GIVEN TASK: Work out the number of lines containing "avoids". Give that number alone.

DATA LINES:

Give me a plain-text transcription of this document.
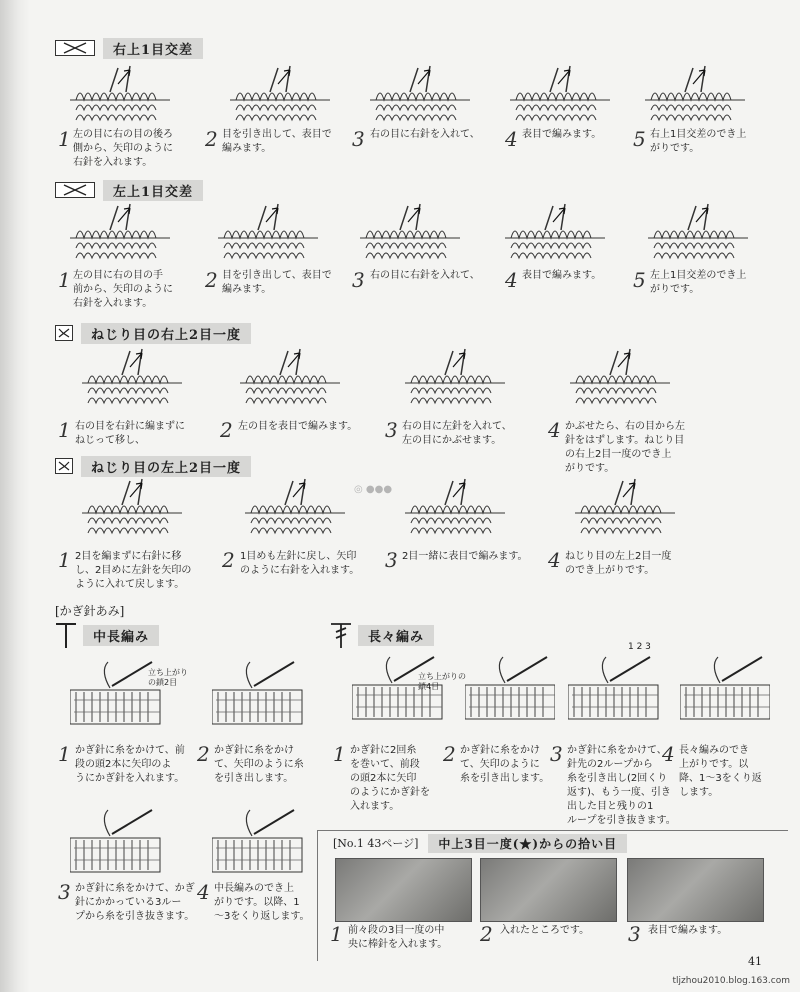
右上1目交差
1 左の目に右の目の後ろ
側から、矢印のように
右針を入れます。
2 目を引き出して、表目で
編みます。	3 右の目に右針を入れて、 4 表目で編みます。 5 右上1目交差のでき上
がりです。
左上1目交差
1 左の目に右の目の手
前から、矢印のように
右針を入れます。
2 目を引き出して、表目で
編みます。	3 右の目に右針を入れて、 4 表目で編みます。 5 左上1目交差のでき上
がりです。
ねじり目の右上2目一度
1 右の目を右針に編まずに
ねじって移し、	2 左の目を表目で編みます。 3 右の目に左針を入れて、
左の目にかぶせます。	4 かぶせたら、右の目から左
針をはずします。ねじり目
の右上2目一度のでき上
がりです。
ねじり目の左上2目一度
◎ ●●●
1 2目を編まずに右針に移
し、2目めに左針を矢印の
ように入れて戻します。
2 1目めも左針に戻し、矢印
のように右針を入れます。 3 2目一緒に表目で編みます。 4 ねじり目の左上2目一度
のでき上がりです。
[かぎ針あみ]
中長編み
立ち上がり
の鎖2目
1 かぎ針に糸をかけて、前
段の頭2本に矢印のよ
うにかぎ針を入れます。
2 かぎ針に糸をかけ
て、矢印のように糸
を引き出します。
3 かぎ針に糸をかけて、かぎ
針にかかっている3ルー
プから糸を引き抜きます。
4 中長編みのでき上
がりです。以降、1
〜3をくり返します。
長々編み
立ち上がりの
鎖4目
1 2 3
1 かぎ針に2回糸
を巻いて、前段
の頭2本に矢印
のようにかぎ針を
入れます。
2 かぎ針に糸をかけ
て、矢印のように
糸を引き出します。
3 かぎ針に糸をかけて、
針先の2ループから
糸を引き出し(2回くり
返す)、もう一度、引き
出した目と残りの1
ループを引き抜きます。
4 長々編みのでき
上がりです。以
降、1〜3をくり返
します。
[No.1 43ページ]	中上3目一度(★)からの拾い目
1 前々段の3目一度の中
央に棒針を入れます。 2 入れたところです。 3 表目で編みます。
41
tljzhou2010.blog.163.com
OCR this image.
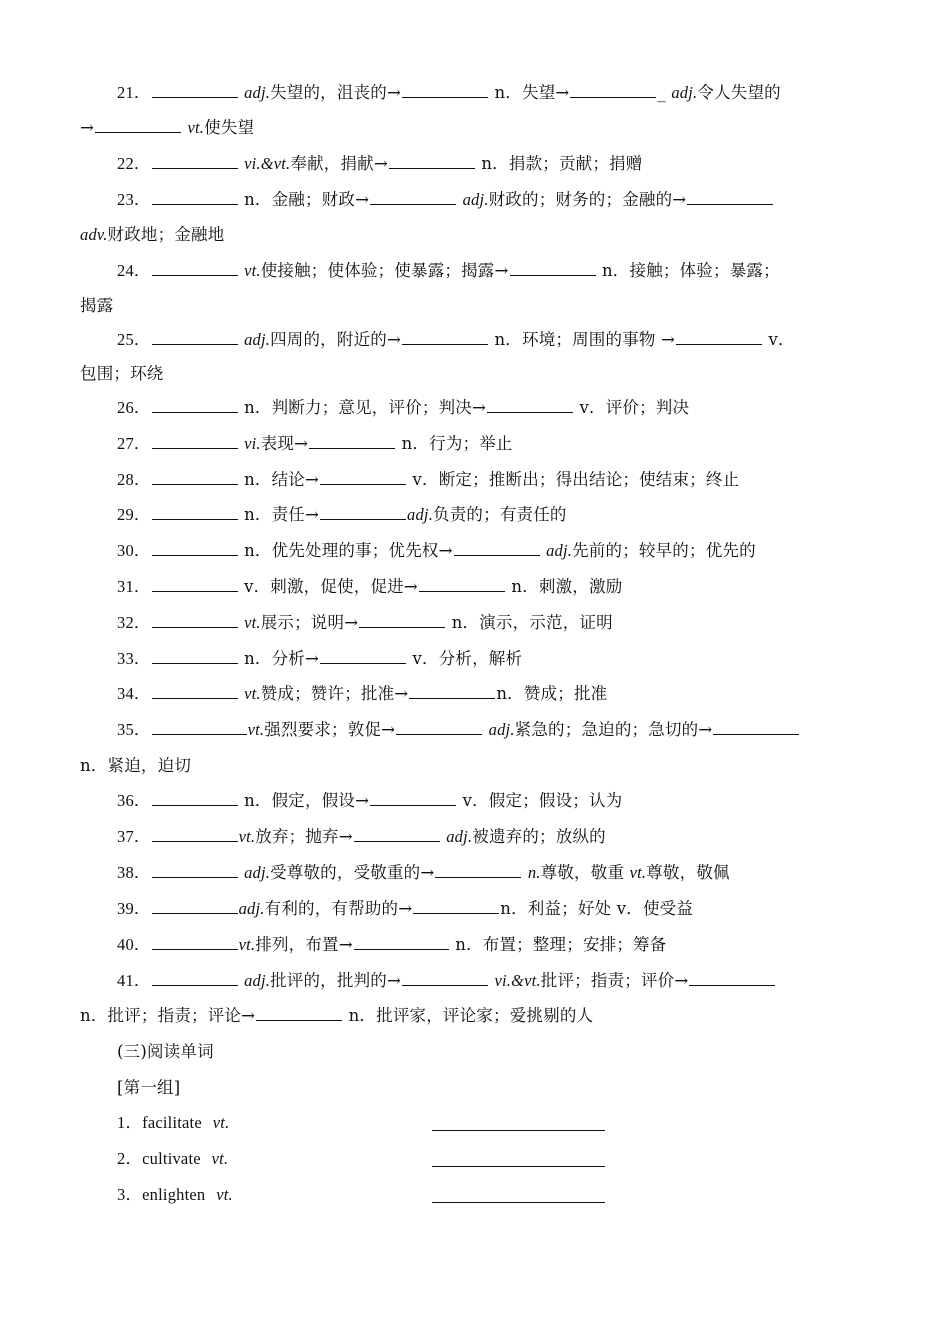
21．	adj.失望的，沮丧的→	n．失望→	_ adj.令人失望的
→	vt.使失望
22．	vi.&vt.奉献，捐献→	n．捐款；贡献；捐赠
23．	n．金融；财政→	adj.财政的；财务的；金融的→
adv.财政地；金融地
24．	vt.使接触；使体验；使暴露；揭露→	n．接触；体验；暴露；
揭露
25．	adj.四周的，附近的→	n．环境；周围的事物 →	v．
包围；环绕
26．	n．判断力；意见，评价；判决→	v．评价；判决
27．	vi.表现→	n．行为；举止
28．	n．结论→	v．断定；推断出；得出结论；使结束；终止
29．	n．责任→	adj.负责的；有责任的
30．	n．优先处理的事；优先权→	adj.先前的；较早的；优先的
31．	v．刺激，促使，促进→	n．刺激，激励
32．	vt.展示；说明→	n．演示，示范，证明
33．	n．分析→	v．分析，解析
34．	vt.赞成；赞许；批准→	n．赞成；批准
35．	vt.强烈要求；敦促→	adj.紧急的；急迫的；急切的→
n．紧迫，迫切
36．	n．假定，假设→	v．假定；假设；认为
37．	vt.放弃；抛弃→	adj.被遗弃的；放纵的
38．	adj.受尊敬的，受敬重的→	n.尊敬，敬重 vt.尊敬，敬佩
39．	adj.有利的，有帮助的→	n．利益；好处 v．使受益
40．	vt.排列，布置→	n．布置；整理；安排；筹备
41．	adj.批评的，批判的→	vi.&vt.批评；指责；评价→
n．批评；指责；评论→	n．批评家，评论家；爱挑剔的人
(三)阅读单词
[第一组]
1．facilitate vt.
2．cultivate vt.
3．enlighten vt.
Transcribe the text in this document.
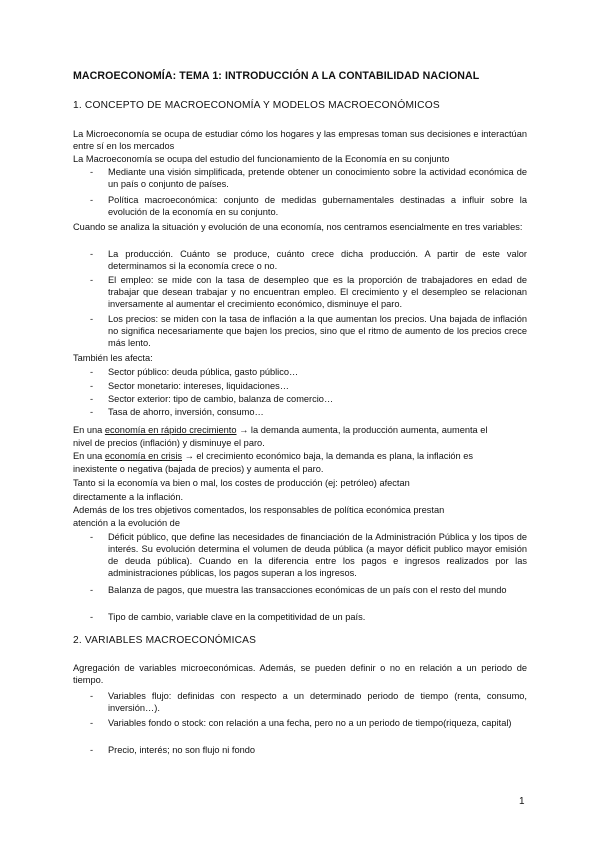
MACROECONOMÍA: TEMA 1: INTRODUCCIÓN A LA CONTABILIDAD NACIONAL
1. CONCEPTO DE MACROECONOMÍA Y MODELOS MACROECONÓMICOS
La Microeconomía se ocupa de estudiar cómo los hogares y las empresas toman sus decisiones e interactúan entre sí en los mercados
La Macroeconomía se ocupa del estudio del funcionamiento de la Economía en su conjunto
- Mediante una visión simplificada, pretende obtener un conocimiento sobre la actividad económica de un país o conjunto de países.
- Política macroeconómica: conjunto de medidas gubernamentales destinadas a influir sobre la evolución de la economía en su conjunto.
Cuando se analiza la situación y evolución de una economía, nos centramos esencialmente en tres variables:
- La producción. Cuánto se produce, cuánto crece dicha producción. A partir de este valor determinamos si la economía crece o no.
- El empleo: se mide con la tasa de desempleo que es la proporción de trabajadores en edad de trabajar que desean trabajar y no encuentran empleo. El crecimiento y el desempleo se relacionan inversamente al aumentar el crecimiento económico, disminuye el paro.
- Los precios: se miden con la tasa de inflación a la que aumentan los precios. Una bajada de inflación no significa necesariamente que bajen los precios, sino que el ritmo de aumento de los precios crece más lento.
También les afecta:
- Sector público: deuda pública, gasto público…
- Sector monetario: intereses, liquidaciones…
- Sector exterior: tipo de cambio, balanza de comercio…
- Tasa de ahorro, inversión, consumo…
En una economía en rápido crecimiento → la demanda aumenta, la producción aumenta, aumenta el
nivel de precios (inflación) y disminuye el paro.
En una economía en crisis → el crecimiento económico baja, la demanda es plana, la inflación es
inexistente o negativa (bajada de precios) y aumenta el paro.
Tanto si la economía va bien o mal, los costes de producción (ej: petróleo) afectan
directamente a la inflación.
Además de los tres objetivos comentados, los responsables de política económica prestan
atención a la evolución de
- Déficit público, que define las necesidades de financiación de la Administración Pública y los tipos de interés. Su evolución determina el volumen de deuda pública (a mayor déficit publico mayor emisión de deuda pública). Cuando en la diferencia entre los pagos e ingresos realizados por las administraciones públicas, los pagos superan a los ingresos.
- Balanza de pagos, que muestra las transacciones económicas de un país con el resto del mundo
- Tipo de cambio, variable clave en la competitividad de un país.
2. VARIABLES MACROECONÓMICAS
Agregación de variables microeconómicas. Además, se pueden definir o no en relación a un periodo de tiempo.
- Variables flujo: definidas con respecto a un determinado periodo de tiempo (renta, consumo, inversión…).
- Variables fondo o stock: con relación a una fecha, pero no a un periodo de tiempo(riqueza, capital)
- Precio, interés; no son flujo ni fondo
1
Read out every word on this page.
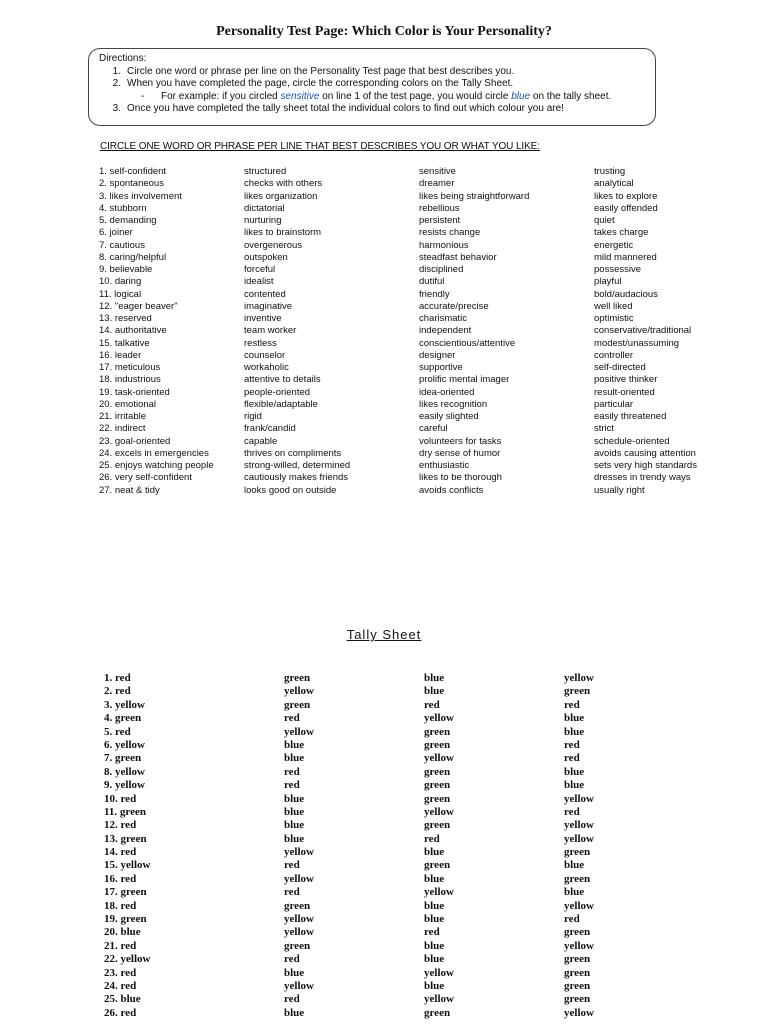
Personality Test Page: Which Color is Your Personality?
Directions:
1. Circle one word or phrase per line on the Personality Test page that best describes you.
2. When you have completed the page, circle the corresponding colors on the Tally Sheet.
-	For example: if you circled sensitive on line 1 of the test page, you would circle blue on the tally sheet.
3. Once you have completed the tally sheet total the individual colors to find out which colour you are!
CIRCLE ONE WORD OR PHRASE PER LINE THAT BEST DESCRIBES YOU OR WHAT YOU LIKE:
1. self-confident	structured	sensitive	trusting
2. spontaneous	checks with others	dreamer	analytical
3. likes involvement	likes organization	likes being straightforward	likes to explore
4. stubborn	dictatorial	rebellious	easily offended
5. demanding	nurturing	persistent	quiet
6. joiner	likes to brainstorm	resists change	takes charge
7. cautious	overgenerous	harmonious	energetic
8. caring/helpful	outspoken	steadfast behavior	mild mannered
9. believable	forceful	disciplined	possessive
10. daring	idealist	dutiful	playful
11. logical	contented	friendly	bold/audacious
12. "eager beaver"	imaginative	accurate/precise	well liked
13. reserved	inventive	charismatic	optimistic
14. authoritative	team worker	independent	conservative/traditional
15. talkative	restless	conscientious/attentive	modest/unassuming
16. leader	counselor	designer	controller
17. meticulous	workaholic	supportive	self-directed
18. industrious	attentive to details	prolific mental imager	positive thinker
19. task-oriented	people-oriented	idea-oriented	result-oriented
20. emotional	flexible/adaptable	likes recognition	particular
21. irritable	rigid	easily slighted	easily threatened
22. indirect	frank/candid	careful	strict
23. goal-oriented	capable	volunteers for tasks	schedule-oriented
24. excels in emergencies	thrives on compliments	dry sense of humor	avoids causing attention
25. enjoys watching people	strong-willed, determined	enthusiastic	sets very high standards
26. very self-confident	cautiously makes friends	likes to be thorough	dresses in trendy ways
27. neat & tidy	looks good on outside	avoids conflicts	usually right
Tally Sheet
1. red	green	blue	yellow
2. red	yellow	blue	green
3. yellow	green	red	red
4. green	red	yellow	blue
5. red	yellow	green	blue
6. yellow	blue	green	red
7. green	blue	yellow	red
8. yellow	red	green	blue
9. yellow	red	green	blue
10. red	blue	green	yellow
11. green	blue	yellow	red
12. red	blue	green	yellow
13. green	blue	red	yellow
14. red	yellow	blue	green
15. yellow	red	green	blue
16. red	yellow	blue	green
17. green	red	yellow	blue
18. red	green	blue	yellow
19. green	yellow	blue	red
20. blue	yellow	red	green
21. red	green	blue	yellow
22. yellow	red	blue	green
23. red	blue	yellow	green
24. red	yellow	blue	green
25. blue	red	yellow	green
26. red	blue	green	yellow
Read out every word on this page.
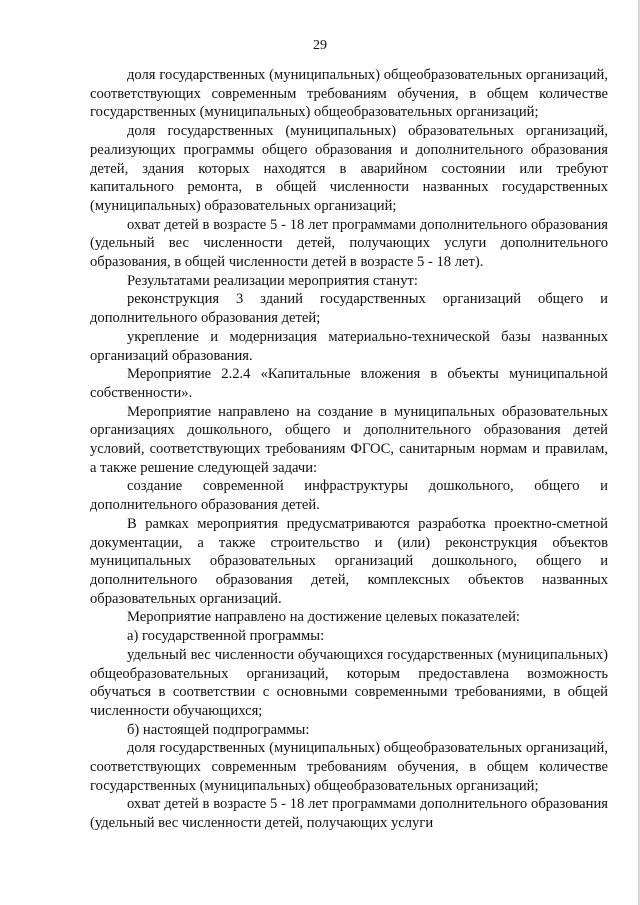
29

доля государственных (муниципальных) общеобразовательных организаций, соответствующих современным требованиям обучения, в общем количестве государственных (муниципальных) общеобразовательных организаций;

доля государственных (муниципальных) образовательных организаций, реализующих программы общего образования и дополнительного образования детей, здания которых находятся в аварийном состоянии или требуют капитального ремонта, в общей численности названных государственных (муниципальных) образовательных организаций;

охват детей в возрасте 5 - 18 лет программами дополнительного образования (удельный вес численности детей, получающих услуги дополнительного образования, в общей численности детей в возрасте 5 - 18 лет).

Результатами реализации мероприятия станут:

реконструкция 3 зданий государственных организаций общего и дополнительного образования детей;

укрепление и модернизация материально-технической базы названных организаций образования.

Мероприятие 2.2.4 «Капитальные вложения в объекты муниципальной собственности».

Мероприятие направлено на создание в муниципальных образовательных организациях дошкольного, общего и дополнительного образования детей условий, соответствующих требованиям ФГОС, санитарным нормам и правилам, а также решение следующей задачи:

создание современной инфраструктуры дошкольного, общего и дополнительного образования детей.

В рамках мероприятия предусматриваются разработка проектно-сметной документации, а также строительство и (или) реконструкция объектов муниципальных образовательных организаций дошкольного, общего и дополнительного образования детей, комплексных объектов названных образовательных организаций.

Мероприятие направлено на достижение целевых показателей:

а) государственной программы:

удельный вес численности обучающихся государственных (муниципальных) общеобразовательных организаций, которым предоставлена возможность обучаться в соответствии с основными современными требованиями, в общей численности обучающихся;

б) настоящей подпрограммы:

доля государственных (муниципальных) общеобразовательных организаций, соответствующих современным требованиям обучения, в общем количестве государственных (муниципальных) общеобразовательных организаций;

охват детей в возрасте 5 - 18 лет программами дополнительного образования (удельный вес численности детей, получающих услуги
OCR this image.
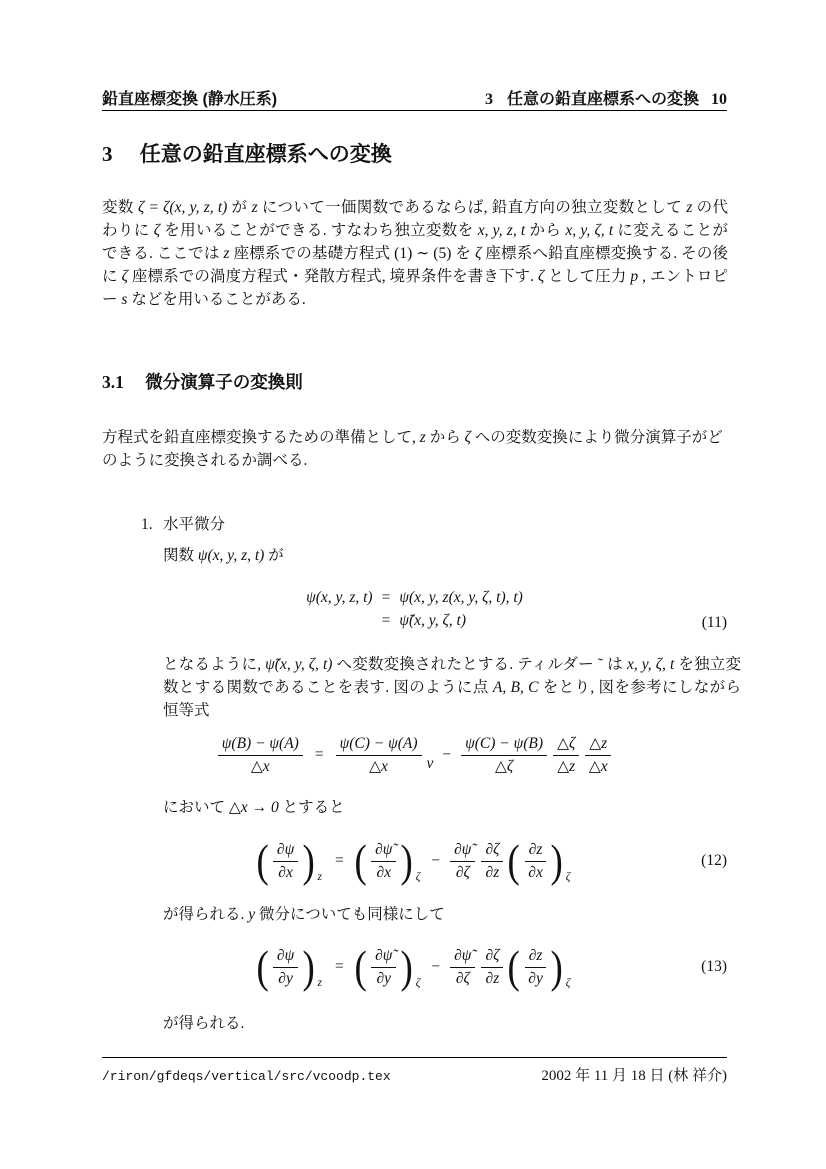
鉛直座標変換 (静水圧系)	3 任意の鉛直座標系への変換 10
3 任意の鉛直座標系への変換

変数 ζ = ζ(x, y, z, t) が z について一価関数であるならば, 鉛直方向の独立変数として z の代わりに ζ を用いることができる. すなわち独立変数を x, y, z, t から x, y, ζ, t に変えることができる. ここでは z 座標系での基礎方程式 (1) ∼ (5) を ζ 座標系へ鉛直座標変換する. その後に ζ 座標系での渦度方程式・発散方程式, 境界条件を書き下す. ζ として圧力 p , エントロピー s などを用いることがある.

3.1 微分演算子の変換則

方程式を鉛直座標変換するための準備として, z から ζ への変数変換により微分演算子がどのように変換されるか調べる.

1. 水平微分

関数 ψ(x, y, z, t) が

ψ(x, y, z, t) = ψ(x, y, z(x, y, ζ, t), t)
= ψ̃(x, y, ζ, t)	(11)

となるように, ψ̃(x, y, ζ, t) へ変数変換されたとする. ティルダー ˜ は x, y, ζ, t を独立変数とする関数であることを表す. 図のように点 A, B, C をとり, 図を参考にしながら恒等式

$\frac{\psi(B) - \psi(A)}{\triangle x} = \frac{\psi(C) - \psi(A)}{\triangle x}$ v
− $\frac{\psi(C) - \psi(B)}{\triangle\zeta} \frac{\triangle\zeta}{\triangle z} \frac{\triangle z}{\triangle x}$

において △x → 0 とすると

( $\frac{\partial\psi}{\partial x}$ ) z
= ( $\frac{\partial\psĩ}{\partial x}$ ) ζ
− $\frac{\partial\psĩ}{\partial\zeta} \frac{\partial\zeta}{\partial z}$ ( $\frac{\partial z}{\partial x}$ ) ζ
(12)

が得られる. y 微分についても同様にして

( $\frac{\partial\psi}{\partial y}$ ) z
= ( $\frac{\partial\psĩ}{\partial y}$ ) ζ
− $\frac{\partial\psĩ}{\partial\zeta} \frac{\partial\zeta}{\partial z}$ ( $\frac{\partial z}{\partial y}$ ) ζ
(13)

が得られる.

/riron/gfdeqs/vertical/src/vcoodp.tex	2002 年 11 月 18 日 (林 祥介)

WRITTEN SOLUTION: 2